__WORK TO DO__:
Reproduce the entire listing word for word.

*** DATA SHOWN ***

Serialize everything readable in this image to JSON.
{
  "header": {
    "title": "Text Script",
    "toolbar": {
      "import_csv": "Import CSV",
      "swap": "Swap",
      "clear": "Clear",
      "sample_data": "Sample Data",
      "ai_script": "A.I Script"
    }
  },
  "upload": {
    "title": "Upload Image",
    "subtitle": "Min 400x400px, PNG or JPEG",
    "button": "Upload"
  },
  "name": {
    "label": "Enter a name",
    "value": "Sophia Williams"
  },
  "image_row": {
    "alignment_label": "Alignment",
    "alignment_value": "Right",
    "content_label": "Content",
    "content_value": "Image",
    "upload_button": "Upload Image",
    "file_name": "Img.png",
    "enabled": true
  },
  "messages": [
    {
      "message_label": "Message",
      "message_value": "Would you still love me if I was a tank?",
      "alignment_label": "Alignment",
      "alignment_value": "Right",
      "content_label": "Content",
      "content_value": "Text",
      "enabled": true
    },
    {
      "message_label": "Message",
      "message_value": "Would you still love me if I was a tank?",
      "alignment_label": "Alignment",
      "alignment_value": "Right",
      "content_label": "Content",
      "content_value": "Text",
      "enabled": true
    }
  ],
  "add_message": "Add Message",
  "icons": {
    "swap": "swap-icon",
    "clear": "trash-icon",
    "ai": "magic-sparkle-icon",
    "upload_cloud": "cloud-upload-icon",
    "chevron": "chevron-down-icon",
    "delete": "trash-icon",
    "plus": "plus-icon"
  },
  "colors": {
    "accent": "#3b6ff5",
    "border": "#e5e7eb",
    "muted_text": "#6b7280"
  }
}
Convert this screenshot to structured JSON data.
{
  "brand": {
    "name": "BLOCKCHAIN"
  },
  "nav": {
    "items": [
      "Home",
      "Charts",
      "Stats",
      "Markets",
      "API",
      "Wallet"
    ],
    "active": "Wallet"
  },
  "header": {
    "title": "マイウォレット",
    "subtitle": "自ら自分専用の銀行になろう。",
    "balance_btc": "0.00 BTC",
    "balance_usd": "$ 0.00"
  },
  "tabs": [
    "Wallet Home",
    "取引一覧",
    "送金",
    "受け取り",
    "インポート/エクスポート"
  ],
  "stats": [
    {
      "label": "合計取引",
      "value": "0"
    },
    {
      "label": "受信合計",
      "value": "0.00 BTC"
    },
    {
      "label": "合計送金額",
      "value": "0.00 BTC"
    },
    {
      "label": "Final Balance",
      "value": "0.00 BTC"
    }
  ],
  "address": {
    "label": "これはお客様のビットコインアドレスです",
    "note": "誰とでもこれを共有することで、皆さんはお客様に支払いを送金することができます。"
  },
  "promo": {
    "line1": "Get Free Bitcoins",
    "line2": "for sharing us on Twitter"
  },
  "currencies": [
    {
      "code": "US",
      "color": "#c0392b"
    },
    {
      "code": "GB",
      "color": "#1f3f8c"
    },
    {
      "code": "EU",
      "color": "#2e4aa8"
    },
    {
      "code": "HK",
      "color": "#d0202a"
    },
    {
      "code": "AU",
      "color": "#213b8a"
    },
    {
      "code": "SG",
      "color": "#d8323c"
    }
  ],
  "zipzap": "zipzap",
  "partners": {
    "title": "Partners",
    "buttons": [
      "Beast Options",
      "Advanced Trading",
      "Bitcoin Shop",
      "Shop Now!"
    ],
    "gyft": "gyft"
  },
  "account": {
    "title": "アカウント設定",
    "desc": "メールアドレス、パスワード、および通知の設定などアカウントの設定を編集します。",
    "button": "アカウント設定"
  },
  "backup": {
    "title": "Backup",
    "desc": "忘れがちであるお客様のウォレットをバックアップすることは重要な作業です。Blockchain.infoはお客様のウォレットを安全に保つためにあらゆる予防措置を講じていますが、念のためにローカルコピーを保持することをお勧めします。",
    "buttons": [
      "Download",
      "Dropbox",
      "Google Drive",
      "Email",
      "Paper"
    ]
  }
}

***

__REPLY TO THE TASK__:
Serialize everything readable in this image to JSON.
{
  "header": {
    "title": "Text Script",
    "toolbar": {
      "import_csv": "Import CSV",
      "swap": "Swap",
      "clear": "Clear",
      "sample_data": "Sample Data",
      "ai_script": "A.I Script"
    }
  },
  "upload": {
    "title": "Upload Image",
    "subtitle": "Min 400x400px, PNG or JPEG",
    "button": "Upload"
  },
  "name": {
    "label": "Enter a name",
    "value": "Sophia Williams"
  },
  "image_row": {
    "alignment_label": "Alignment",
    "alignment_value": "Right",
    "content_label": "Content",
    "content_value": "Image",
    "upload_button": "Upload Image",
    "file_name": "Img.png",
    "enabled": true
  },
  "messages": [
    {
      "message_label": "Message",
      "message_value": "Would you still love me if I was a tank?",
      "alignment_label": "Alignment",
      "alignment_value": "Right",
      "content_label": "Content",
      "content_value": "Text",
      "enabled": true
    },
    {
      "message_label": "Message",
      "message_value": "Would you still love me if I was a tank?",
      "alignment_label": "Alignment",
      "alignment_value": "Right",
      "content_label": "Content",
      "content_value": "Text",
      "enabled": true
    }
  ],
  "add_message": "Add Message",
  "icons": {
    "swap": "swap-icon",
    "clear": "trash-icon",
    "ai": "magic-sparkle-icon",
    "upload_cloud": "cloud-upload-icon",
    "chevron": "chevron-down-icon",
    "delete": "trash-icon",
    "plus": "plus-icon"
  },
  "colors": {
    "accent": "#3b6ff5",
    "border": "#e5e7eb",
    "muted_text": "#6b7280"
  }
}
Convert this screenshot to structured JSON data.
{
  "brand": {
    "name": "BLOCKCHAIN"
  },
  "nav": {
    "items": [
      "Home",
      "Charts",
      "Stats",
      "Markets",
      "API",
      "Wallet"
    ],
    "active": "Wallet"
  },
  "header": {
    "title": "マイウォレット",
    "subtitle": "自ら自分専用の銀行になろう。",
    "balance_btc": "0.00 BTC",
    "balance_usd": "$ 0.00"
  },
  "tabs": [
    "Wallet Home",
    "取引一覧",
    "送金",
    "受け取り",
    "インポート/エクスポート"
  ],
  "stats": [
    {
      "label": "合計取引",
      "value": "0"
    },
    {
      "label": "受信合計",
      "value": "0.00 BTC"
    },
    {
      "label": "合計送金額",
      "value": "0.00 BTC"
    },
    {
      "label": "Final Balance",
      "value": "0.00 BTC"
    }
  ],
  "address": {
    "label": "これはお客様のビットコインアドレスです",
    "note": "誰とでもこれを共有することで、皆さんはお客様に支払いを送金することができます。"
  },
  "promo": {
    "line1": "Get Free Bitcoins",
    "line2": "for sharing us on Twitter"
  },
  "currencies": [
    {
      "code": "US",
      "color": "#c0392b"
    },
    {
      "code": "GB",
      "color": "#1f3f8c"
    },
    {
      "code": "EU",
      "color": "#2e4aa8"
    },
    {
      "code": "HK",
      "color": "#d0202a"
    },
    {
      "code": "AU",
      "color": "#213b8a"
    },
    {
      "code": "SG",
      "color": "#d8323c"
    }
  ],
  "zipzap": "zipzap",
  "partners": {
    "title": "Partners",
    "buttons": [
      "Beast Options",
      "Advanced Trading",
      "Bitcoin Shop",
      "Shop Now!"
    ],
    "gyft": "gyft"
  },
  "account": {
    "title": "アカウント設定",
    "desc": "メールアドレス、パスワード、および通知の設定などアカウントの設定を編集します。",
    "button": "アカウント設定"
  },
  "backup": {
    "title": "Backup",
    "desc": "忘れがちであるお客様のウォレットをバックアップすることは重要な作業です。Blockchain.infoはお客様のウォレットを安全に保つためにあらゆる予防措置を講じていますが、念のためにローカルコピーを保持することをお勧めします。",
    "buttons": [
      "Download",
      "Dropbox",
      "Google Drive",
      "Email",
      "Paper"
    ]
  }
}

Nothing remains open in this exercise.